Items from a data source
##########

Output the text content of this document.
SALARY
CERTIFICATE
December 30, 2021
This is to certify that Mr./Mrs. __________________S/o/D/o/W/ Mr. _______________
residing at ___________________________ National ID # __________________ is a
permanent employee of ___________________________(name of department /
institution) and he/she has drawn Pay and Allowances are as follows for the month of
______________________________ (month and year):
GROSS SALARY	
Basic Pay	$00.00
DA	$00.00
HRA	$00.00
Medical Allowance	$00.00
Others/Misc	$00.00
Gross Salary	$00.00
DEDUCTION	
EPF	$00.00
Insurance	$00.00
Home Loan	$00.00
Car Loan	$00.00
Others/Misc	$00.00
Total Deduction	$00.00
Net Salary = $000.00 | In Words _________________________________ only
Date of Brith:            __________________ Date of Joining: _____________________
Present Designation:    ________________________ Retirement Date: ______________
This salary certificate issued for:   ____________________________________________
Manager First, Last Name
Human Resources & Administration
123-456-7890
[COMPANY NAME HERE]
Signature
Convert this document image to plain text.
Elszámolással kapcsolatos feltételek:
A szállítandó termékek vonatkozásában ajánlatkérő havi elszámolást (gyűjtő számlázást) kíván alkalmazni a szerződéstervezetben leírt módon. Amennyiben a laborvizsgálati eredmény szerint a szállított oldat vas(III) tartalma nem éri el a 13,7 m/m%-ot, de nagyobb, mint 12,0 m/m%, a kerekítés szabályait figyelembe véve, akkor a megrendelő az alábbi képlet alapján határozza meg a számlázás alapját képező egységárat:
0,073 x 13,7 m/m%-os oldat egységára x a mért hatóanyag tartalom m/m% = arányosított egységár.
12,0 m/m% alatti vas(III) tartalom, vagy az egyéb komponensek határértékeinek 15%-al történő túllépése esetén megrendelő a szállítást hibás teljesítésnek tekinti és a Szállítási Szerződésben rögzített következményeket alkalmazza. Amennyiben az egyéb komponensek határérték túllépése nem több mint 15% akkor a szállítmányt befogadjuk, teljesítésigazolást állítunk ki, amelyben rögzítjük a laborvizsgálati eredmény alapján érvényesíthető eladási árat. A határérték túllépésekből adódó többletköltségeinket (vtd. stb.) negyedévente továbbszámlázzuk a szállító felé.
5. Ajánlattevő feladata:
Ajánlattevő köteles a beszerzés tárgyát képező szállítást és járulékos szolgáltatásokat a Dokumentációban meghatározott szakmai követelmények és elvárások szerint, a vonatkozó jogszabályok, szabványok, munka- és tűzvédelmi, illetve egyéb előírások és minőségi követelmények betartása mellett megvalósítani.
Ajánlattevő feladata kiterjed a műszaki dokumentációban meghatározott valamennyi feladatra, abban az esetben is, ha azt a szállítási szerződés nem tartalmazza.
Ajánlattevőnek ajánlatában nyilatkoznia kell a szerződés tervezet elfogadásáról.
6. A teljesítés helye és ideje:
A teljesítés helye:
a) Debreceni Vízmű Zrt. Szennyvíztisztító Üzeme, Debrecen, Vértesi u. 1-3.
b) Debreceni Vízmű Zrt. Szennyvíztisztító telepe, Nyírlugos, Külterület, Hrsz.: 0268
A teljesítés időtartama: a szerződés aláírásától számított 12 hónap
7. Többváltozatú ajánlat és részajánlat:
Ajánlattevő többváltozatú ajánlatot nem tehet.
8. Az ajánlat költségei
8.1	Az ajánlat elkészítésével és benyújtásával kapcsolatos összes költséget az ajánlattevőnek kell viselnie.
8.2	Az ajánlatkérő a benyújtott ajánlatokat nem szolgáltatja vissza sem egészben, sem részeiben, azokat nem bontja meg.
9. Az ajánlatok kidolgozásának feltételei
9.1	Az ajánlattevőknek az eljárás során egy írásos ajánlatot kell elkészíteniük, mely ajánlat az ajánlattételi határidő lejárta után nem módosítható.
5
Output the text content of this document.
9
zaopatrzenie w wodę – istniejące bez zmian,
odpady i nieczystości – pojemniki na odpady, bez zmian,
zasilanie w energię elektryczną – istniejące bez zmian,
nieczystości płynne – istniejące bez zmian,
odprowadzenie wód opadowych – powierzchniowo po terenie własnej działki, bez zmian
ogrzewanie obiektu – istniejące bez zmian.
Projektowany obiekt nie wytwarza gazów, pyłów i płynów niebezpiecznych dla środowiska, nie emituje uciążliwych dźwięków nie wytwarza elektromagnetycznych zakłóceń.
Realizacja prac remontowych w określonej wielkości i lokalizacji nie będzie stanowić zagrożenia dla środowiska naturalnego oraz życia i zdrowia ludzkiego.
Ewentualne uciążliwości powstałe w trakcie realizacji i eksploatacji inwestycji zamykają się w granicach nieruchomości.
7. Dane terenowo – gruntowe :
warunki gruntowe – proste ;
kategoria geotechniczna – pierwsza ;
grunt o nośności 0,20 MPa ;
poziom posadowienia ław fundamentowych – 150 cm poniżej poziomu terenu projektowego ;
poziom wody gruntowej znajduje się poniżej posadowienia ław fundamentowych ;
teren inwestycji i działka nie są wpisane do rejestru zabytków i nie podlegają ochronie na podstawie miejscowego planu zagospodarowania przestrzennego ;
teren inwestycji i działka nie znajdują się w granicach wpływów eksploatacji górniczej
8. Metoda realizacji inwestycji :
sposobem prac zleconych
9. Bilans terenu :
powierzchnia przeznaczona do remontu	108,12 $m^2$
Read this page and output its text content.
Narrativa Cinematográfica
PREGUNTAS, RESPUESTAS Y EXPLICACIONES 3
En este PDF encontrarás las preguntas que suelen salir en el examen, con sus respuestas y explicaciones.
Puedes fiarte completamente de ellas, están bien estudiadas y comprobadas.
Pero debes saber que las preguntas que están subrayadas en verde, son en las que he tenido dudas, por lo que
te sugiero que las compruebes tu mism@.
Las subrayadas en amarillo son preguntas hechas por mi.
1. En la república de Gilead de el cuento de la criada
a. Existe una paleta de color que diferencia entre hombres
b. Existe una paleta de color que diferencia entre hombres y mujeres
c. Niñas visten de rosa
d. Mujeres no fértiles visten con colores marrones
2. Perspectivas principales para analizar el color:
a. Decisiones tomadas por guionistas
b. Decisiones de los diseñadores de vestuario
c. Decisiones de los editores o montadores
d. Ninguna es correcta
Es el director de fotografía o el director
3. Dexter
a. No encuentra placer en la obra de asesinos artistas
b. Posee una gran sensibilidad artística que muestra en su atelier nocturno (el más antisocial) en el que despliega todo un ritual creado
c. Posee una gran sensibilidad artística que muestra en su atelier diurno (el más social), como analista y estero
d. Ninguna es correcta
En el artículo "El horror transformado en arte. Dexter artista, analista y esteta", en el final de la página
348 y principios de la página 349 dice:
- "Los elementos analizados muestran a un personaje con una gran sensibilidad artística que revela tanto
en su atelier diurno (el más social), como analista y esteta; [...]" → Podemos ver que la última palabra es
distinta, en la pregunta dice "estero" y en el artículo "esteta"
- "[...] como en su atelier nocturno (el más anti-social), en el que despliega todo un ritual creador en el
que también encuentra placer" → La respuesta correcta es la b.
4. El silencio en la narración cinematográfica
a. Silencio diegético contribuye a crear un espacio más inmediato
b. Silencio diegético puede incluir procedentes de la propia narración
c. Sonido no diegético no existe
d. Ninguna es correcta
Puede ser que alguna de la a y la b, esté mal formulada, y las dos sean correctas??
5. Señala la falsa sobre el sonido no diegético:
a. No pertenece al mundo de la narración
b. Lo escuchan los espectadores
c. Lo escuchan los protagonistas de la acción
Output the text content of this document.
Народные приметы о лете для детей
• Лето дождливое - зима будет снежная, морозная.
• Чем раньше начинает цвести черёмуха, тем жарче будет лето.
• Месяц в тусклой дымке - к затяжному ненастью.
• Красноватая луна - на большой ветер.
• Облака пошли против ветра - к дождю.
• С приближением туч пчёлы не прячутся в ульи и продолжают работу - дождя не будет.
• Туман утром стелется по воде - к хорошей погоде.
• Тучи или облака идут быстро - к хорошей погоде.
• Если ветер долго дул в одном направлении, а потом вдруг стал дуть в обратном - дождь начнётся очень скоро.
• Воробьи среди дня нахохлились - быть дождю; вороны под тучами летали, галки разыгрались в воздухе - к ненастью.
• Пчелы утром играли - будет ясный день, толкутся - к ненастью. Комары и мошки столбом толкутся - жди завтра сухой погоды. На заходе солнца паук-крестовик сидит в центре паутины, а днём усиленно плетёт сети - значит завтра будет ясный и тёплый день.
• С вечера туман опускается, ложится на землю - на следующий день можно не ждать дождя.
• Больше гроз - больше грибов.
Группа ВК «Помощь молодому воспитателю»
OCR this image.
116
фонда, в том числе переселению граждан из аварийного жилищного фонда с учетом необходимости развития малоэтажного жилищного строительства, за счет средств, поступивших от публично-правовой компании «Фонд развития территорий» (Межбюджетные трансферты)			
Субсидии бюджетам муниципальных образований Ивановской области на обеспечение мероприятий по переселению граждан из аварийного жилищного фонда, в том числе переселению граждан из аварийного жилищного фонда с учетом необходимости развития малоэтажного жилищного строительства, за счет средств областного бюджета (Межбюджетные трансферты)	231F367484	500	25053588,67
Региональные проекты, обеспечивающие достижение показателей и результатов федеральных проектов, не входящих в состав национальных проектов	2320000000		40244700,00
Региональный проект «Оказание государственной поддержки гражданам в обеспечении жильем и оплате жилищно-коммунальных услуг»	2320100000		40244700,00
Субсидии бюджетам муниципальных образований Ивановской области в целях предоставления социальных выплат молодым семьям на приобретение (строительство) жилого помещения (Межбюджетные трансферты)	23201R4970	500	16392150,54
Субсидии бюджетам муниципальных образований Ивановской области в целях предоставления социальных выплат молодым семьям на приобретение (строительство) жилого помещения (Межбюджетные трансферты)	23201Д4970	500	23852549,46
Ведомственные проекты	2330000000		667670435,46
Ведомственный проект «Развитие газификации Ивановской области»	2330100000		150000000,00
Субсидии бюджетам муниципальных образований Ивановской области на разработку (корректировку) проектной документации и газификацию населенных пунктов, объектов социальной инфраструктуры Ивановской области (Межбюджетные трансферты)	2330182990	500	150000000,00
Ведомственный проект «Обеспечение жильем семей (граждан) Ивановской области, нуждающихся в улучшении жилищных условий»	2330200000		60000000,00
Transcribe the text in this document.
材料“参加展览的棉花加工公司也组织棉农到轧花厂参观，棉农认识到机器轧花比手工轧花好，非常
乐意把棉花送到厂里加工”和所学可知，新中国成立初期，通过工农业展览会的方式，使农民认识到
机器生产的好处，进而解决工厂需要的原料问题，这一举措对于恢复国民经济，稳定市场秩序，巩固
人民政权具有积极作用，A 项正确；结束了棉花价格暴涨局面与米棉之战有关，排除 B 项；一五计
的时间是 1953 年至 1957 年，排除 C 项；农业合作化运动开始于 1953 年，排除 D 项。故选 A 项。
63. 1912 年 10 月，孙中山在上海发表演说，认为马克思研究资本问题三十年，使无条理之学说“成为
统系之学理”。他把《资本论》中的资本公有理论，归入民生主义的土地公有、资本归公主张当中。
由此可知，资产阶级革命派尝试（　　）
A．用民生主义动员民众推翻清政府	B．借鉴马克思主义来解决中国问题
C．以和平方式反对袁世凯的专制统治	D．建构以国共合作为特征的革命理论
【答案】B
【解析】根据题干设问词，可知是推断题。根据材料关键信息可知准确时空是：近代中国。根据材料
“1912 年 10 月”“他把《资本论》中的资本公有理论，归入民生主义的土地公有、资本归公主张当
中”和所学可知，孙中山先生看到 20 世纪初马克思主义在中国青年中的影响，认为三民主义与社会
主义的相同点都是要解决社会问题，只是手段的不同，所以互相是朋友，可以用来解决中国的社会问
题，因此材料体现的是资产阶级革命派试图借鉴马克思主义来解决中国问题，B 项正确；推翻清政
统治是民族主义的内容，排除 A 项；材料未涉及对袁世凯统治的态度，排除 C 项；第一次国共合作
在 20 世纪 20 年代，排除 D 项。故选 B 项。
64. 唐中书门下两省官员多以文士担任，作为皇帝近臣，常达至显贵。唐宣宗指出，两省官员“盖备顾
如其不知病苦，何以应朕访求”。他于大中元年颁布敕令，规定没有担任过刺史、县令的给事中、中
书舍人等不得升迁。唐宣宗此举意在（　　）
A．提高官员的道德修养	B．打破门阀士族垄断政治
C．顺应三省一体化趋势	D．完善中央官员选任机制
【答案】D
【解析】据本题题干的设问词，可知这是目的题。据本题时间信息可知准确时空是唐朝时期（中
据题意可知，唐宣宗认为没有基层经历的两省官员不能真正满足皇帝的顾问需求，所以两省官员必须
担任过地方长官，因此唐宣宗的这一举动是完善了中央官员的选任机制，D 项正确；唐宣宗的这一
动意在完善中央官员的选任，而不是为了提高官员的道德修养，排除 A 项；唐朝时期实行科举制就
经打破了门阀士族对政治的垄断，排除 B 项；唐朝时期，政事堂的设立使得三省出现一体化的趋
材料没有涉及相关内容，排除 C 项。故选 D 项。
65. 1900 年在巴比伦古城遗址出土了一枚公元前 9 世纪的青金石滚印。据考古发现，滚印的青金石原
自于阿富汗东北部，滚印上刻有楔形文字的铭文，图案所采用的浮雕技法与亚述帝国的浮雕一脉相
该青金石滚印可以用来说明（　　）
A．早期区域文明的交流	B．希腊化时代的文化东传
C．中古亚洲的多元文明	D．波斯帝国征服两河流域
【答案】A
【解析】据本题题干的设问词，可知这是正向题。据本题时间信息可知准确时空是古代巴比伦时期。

##########

TASK OBJECTIVE: Copy each line in the data that holds the word "realizacji".

CORRECT RESPONSE:
Ewentualne uciążliwości powstałe w trakcie realizacji i eksploatacji inwestycji zamykają się w granicach nieruchomości.
8. Metoda realizacji inwestycji :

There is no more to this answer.